**PROBLEM TO WORK ON:** Because the material must be preserved as it stands, copy every line exactly.
*** Begin section ***
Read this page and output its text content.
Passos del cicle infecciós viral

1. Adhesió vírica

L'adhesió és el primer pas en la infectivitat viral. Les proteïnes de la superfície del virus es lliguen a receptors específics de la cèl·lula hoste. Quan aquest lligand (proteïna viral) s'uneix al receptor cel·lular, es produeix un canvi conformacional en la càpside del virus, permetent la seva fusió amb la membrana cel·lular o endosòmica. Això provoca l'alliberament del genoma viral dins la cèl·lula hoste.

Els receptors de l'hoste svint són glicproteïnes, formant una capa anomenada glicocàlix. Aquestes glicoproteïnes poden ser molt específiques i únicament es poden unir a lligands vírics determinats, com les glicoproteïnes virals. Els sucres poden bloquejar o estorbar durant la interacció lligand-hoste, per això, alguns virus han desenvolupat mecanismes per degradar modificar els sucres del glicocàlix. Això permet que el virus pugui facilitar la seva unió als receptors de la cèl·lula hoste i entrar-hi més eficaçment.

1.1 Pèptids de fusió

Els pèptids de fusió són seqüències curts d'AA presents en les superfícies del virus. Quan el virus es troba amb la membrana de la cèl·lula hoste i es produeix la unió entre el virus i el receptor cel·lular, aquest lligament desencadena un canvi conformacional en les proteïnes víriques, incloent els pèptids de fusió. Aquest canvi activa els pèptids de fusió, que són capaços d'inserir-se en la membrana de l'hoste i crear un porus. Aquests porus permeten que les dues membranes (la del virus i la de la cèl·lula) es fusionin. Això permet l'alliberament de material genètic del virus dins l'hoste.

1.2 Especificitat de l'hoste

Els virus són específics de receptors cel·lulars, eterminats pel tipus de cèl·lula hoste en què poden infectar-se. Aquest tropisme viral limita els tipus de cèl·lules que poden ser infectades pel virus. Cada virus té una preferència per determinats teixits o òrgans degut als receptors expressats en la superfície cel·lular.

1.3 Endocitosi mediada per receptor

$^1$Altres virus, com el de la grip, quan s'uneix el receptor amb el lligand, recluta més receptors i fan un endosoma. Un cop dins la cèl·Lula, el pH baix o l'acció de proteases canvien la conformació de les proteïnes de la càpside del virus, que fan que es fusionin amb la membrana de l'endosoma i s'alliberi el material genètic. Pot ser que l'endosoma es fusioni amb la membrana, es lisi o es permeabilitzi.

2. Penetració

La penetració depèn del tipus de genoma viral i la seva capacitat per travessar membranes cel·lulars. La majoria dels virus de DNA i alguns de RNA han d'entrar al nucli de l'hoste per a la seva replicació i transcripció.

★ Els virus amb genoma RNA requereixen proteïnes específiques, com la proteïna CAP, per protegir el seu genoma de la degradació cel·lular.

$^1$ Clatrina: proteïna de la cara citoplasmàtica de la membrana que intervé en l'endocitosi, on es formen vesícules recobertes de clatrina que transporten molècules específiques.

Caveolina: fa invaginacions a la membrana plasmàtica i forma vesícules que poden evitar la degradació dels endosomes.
*** End section ***
**WRITTEN ANSWER:**
Read this page and output its text content.
Passos del cicle infecciós viral

1. Adhesió vírica

L'adhesió és el primer pas en la infectivitat viral. Les proteïnes de la superfície del virus es lliguen a receptors específics de la cèl·lula hoste. Quan aquest lligand (proteïna viral) s'uneix al receptor cel·lular, es produeix un canvi conformacional en la càpside del virus, permetent la seva fusió amb la membrana cel·lular o endosòmica. Això provoca l'alliberament del genoma viral dins la cèl·lula hoste.

Els receptors de l'hoste svint són glicproteïnes, formant una capa anomenada glicocàlix. Aquestes glicoproteïnes poden ser molt específiques i únicament es poden unir a lligands vírics determinats, com les glicoproteïnes virals. Els sucres poden bloquejar o estorbar durant la interacció lligand-hoste, per això, alguns virus han desenvolupat mecanismes per degradar modificar els sucres del glicocàlix. Això permet que el virus pugui facilitar la seva unió als receptors de la cèl·lula hoste i entrar-hi més eficaçment.

1.1 Pèptids de fusió

Els pèptids de fusió són seqüències curts d'AA presents en les superfícies del virus. Quan el virus es troba amb la membrana de la cèl·lula hoste i es produeix la unió entre el virus i el receptor cel·lular, aquest lligament desencadena un canvi conformacional en les proteïnes víriques, incloent els pèptids de fusió. Aquest canvi activa els pèptids de fusió, que són capaços d'inserir-se en la membrana de l'hoste i crear un porus. Aquests porus permeten que les dues membranes (la del virus i la de la cèl·lula) es fusionin. Això permet l'alliberament de material genètic del virus dins l'hoste.

1.2 Especificitat de l'hoste

Els virus són específics de receptors cel·lulars, eterminats pel tipus de cèl·lula hoste en què poden infectar-se. Aquest tropisme viral limita els tipus de cèl·lules que poden ser infectades pel virus. Cada virus té una preferència per determinats teixits o òrgans degut als receptors expressats en la superfície cel·lular.

1.3 Endocitosi mediada per receptor

$^1$Altres virus, com el de la grip, quan s'uneix el receptor amb el lligand, recluta més receptors i fan un endosoma. Un cop dins la cèl·Lula, el pH baix o l'acció de proteases canvien la conformació de les proteïnes de la càpside del virus, que fan que es fusionin amb la membrana de l'endosoma i s'alliberi el material genètic. Pot ser que l'endosoma es fusioni amb la membrana, es lisi o es permeabilitzi.

2. Penetració

La penetració depèn del tipus de genoma viral i la seva capacitat per travessar membranes cel·lulars. La majoria dels virus de DNA i alguns de RNA han d'entrar al nucli de l'hoste per a la seva replicació i transcripció.

★ Els virus amb genoma RNA requereixen proteïnes específiques, com la proteïna CAP, per protegir el seu genoma de la degradació cel·lular.

$^1$ Clatrina: proteïna de la cara citoplasmàtica de la membrana que intervé en l'endocitosi, on es formen vesícules recobertes de clatrina que transporten molècules específiques.

Caveolina: fa invaginacions a la membrana plasmàtica i forma vesícules que poden evitar la degradació dels endosomes.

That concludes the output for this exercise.